[Items from a dataset]

____________

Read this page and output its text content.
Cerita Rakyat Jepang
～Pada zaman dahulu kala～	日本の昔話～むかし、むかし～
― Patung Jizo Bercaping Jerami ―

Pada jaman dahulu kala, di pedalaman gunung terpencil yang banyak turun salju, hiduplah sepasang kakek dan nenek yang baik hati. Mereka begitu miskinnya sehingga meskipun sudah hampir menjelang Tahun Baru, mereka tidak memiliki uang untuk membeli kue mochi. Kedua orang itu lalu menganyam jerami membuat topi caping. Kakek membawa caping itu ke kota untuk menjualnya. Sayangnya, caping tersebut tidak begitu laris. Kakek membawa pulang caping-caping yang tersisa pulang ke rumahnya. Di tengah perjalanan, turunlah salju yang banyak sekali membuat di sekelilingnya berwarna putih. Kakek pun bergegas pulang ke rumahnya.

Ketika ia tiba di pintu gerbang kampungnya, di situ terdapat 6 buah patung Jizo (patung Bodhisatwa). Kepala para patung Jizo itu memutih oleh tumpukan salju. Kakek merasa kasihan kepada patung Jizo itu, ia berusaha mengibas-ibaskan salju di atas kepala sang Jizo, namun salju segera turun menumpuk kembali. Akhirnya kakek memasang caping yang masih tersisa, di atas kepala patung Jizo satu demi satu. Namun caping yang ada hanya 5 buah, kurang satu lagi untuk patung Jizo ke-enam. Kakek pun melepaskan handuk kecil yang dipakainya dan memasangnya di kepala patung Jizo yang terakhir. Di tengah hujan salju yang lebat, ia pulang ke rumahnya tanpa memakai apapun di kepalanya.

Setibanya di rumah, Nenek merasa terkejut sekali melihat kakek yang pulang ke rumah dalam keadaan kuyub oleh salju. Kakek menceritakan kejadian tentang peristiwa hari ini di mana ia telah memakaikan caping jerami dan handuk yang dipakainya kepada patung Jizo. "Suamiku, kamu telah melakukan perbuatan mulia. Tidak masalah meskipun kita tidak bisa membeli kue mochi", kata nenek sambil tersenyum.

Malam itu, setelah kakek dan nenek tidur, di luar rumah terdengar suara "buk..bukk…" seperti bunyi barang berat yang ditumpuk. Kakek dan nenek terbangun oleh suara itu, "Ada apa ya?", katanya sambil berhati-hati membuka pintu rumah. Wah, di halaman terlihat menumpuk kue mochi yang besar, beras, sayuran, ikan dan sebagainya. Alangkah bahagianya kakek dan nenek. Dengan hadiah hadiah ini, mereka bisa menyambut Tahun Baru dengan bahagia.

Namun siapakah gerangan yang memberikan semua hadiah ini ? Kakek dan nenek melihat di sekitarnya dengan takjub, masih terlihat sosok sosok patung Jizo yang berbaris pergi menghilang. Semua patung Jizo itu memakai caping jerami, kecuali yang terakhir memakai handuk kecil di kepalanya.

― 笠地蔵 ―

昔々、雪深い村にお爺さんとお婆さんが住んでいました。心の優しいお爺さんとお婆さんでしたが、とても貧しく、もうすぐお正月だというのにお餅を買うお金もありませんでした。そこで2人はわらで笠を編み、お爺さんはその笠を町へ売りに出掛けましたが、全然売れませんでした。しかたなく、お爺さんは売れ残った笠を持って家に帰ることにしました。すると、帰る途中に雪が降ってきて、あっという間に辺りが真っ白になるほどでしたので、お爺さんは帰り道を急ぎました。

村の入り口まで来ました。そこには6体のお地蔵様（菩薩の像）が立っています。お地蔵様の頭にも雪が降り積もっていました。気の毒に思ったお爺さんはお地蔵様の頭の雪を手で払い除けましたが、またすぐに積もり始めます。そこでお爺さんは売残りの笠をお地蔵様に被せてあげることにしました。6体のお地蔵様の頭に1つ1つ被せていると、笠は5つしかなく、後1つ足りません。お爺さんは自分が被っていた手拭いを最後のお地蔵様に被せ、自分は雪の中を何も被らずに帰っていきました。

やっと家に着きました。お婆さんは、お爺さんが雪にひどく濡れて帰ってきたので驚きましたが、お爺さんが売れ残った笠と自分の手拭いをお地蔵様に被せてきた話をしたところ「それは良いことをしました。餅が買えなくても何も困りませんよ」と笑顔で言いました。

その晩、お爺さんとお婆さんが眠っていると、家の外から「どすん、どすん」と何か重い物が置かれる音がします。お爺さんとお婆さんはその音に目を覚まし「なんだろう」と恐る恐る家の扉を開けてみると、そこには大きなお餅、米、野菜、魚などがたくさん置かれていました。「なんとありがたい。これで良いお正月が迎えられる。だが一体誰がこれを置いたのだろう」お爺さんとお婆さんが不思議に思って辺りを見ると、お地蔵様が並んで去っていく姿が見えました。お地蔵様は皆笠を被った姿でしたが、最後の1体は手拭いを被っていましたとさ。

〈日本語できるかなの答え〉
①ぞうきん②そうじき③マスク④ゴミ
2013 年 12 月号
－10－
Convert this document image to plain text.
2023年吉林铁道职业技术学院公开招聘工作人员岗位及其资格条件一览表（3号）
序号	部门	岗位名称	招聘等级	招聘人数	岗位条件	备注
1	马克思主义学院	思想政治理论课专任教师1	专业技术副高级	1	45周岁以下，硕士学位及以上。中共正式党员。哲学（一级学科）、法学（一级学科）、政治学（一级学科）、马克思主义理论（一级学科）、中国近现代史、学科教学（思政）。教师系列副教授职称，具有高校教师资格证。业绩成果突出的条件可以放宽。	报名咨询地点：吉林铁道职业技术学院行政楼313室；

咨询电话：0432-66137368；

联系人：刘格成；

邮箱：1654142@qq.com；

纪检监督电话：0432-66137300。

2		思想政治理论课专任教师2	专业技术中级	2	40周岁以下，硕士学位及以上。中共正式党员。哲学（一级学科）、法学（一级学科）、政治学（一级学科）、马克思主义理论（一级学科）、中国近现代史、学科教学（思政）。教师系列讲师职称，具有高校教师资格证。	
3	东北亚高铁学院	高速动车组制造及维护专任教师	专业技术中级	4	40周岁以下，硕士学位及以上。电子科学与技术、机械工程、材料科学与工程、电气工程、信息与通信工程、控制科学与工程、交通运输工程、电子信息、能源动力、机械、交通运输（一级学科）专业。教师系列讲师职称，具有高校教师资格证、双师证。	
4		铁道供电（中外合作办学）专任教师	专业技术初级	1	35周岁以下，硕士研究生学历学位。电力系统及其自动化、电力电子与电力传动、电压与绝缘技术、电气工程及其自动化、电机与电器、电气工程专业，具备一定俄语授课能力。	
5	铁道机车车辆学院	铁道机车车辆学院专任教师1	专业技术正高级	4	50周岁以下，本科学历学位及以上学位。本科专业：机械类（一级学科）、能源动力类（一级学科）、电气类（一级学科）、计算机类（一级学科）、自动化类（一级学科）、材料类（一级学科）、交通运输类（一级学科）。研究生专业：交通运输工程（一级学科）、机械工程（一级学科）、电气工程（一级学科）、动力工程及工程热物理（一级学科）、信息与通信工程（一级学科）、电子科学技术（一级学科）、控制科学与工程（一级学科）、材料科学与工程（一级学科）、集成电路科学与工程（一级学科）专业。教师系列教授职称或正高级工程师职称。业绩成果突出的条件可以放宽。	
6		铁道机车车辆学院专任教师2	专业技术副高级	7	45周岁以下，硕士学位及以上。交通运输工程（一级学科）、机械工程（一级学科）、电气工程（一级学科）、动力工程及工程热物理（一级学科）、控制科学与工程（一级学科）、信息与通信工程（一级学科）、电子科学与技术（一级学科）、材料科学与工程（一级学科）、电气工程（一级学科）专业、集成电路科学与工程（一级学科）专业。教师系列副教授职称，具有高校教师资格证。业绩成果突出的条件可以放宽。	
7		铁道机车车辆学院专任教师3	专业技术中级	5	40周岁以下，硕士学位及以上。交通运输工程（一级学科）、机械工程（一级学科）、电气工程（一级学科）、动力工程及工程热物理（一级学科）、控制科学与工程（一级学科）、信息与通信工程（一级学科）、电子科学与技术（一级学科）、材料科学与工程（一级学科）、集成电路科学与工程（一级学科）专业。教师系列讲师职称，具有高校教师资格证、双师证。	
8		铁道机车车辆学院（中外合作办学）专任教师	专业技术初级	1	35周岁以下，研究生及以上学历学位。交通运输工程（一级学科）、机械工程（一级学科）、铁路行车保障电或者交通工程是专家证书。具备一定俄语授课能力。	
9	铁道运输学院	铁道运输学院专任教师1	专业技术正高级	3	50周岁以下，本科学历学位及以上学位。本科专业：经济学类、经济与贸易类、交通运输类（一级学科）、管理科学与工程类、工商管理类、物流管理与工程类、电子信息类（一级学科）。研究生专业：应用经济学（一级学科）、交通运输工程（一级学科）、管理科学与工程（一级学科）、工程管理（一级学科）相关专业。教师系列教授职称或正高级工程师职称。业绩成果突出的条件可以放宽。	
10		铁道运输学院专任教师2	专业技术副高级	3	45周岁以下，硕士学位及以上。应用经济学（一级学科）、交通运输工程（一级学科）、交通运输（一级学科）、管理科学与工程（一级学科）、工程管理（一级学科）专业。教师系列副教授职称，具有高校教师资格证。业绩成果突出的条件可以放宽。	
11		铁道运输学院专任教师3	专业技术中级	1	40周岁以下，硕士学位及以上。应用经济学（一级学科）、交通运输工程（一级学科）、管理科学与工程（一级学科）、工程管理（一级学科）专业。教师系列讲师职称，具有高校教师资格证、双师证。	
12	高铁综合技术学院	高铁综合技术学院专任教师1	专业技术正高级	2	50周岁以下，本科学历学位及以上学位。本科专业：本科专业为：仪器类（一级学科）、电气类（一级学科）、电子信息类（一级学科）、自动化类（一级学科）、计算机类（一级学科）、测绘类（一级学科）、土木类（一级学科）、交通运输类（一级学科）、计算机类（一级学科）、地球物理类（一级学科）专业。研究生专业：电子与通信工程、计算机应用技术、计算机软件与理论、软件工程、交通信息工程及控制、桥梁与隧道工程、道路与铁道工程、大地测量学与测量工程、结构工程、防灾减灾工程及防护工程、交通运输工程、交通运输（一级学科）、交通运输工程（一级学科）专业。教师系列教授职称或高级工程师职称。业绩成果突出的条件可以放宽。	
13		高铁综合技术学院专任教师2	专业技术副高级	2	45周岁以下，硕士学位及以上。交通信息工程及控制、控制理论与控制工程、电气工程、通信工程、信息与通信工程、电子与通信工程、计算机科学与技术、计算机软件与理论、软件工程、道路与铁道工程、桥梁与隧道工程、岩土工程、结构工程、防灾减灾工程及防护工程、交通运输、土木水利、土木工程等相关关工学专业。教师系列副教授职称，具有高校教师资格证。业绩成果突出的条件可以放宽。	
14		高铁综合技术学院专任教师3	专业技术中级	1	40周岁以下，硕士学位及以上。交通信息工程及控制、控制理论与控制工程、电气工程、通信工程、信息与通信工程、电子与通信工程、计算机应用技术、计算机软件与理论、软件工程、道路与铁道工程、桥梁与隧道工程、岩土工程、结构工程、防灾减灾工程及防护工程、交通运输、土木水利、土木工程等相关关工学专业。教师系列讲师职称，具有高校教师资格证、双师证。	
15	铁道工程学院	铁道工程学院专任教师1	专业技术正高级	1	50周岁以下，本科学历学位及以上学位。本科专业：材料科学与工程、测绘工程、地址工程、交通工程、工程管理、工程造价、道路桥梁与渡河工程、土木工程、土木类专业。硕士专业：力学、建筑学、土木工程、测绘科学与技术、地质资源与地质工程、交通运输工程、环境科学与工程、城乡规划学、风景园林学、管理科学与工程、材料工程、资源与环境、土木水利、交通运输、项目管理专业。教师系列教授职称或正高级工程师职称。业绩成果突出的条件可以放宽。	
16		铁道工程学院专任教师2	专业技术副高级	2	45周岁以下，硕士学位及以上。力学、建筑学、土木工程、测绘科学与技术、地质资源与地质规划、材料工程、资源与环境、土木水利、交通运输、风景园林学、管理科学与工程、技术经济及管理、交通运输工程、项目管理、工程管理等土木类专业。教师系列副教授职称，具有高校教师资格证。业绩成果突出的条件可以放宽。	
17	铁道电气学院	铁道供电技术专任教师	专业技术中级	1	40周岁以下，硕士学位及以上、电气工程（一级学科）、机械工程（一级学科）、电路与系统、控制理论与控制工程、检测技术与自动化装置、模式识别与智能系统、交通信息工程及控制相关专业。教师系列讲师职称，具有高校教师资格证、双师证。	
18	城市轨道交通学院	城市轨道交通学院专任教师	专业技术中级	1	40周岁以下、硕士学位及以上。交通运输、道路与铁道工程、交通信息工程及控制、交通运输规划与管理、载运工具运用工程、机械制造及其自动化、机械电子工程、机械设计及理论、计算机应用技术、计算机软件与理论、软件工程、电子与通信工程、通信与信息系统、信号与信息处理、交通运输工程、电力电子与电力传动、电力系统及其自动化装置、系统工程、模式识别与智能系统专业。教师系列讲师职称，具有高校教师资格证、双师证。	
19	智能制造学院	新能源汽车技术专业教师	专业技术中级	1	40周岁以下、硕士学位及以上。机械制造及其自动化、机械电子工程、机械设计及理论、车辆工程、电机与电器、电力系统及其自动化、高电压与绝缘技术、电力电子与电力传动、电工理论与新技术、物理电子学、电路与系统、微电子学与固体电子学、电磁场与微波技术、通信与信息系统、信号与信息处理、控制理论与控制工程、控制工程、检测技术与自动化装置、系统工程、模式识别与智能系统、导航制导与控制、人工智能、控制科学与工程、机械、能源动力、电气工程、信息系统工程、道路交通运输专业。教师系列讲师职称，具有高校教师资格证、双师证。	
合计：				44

____________

• _EXERCISE DETAILS_: Tally the lines of the data that hold the string "马克思主义理论". Answer with the number and nothing more.

• _ANSWER_: 2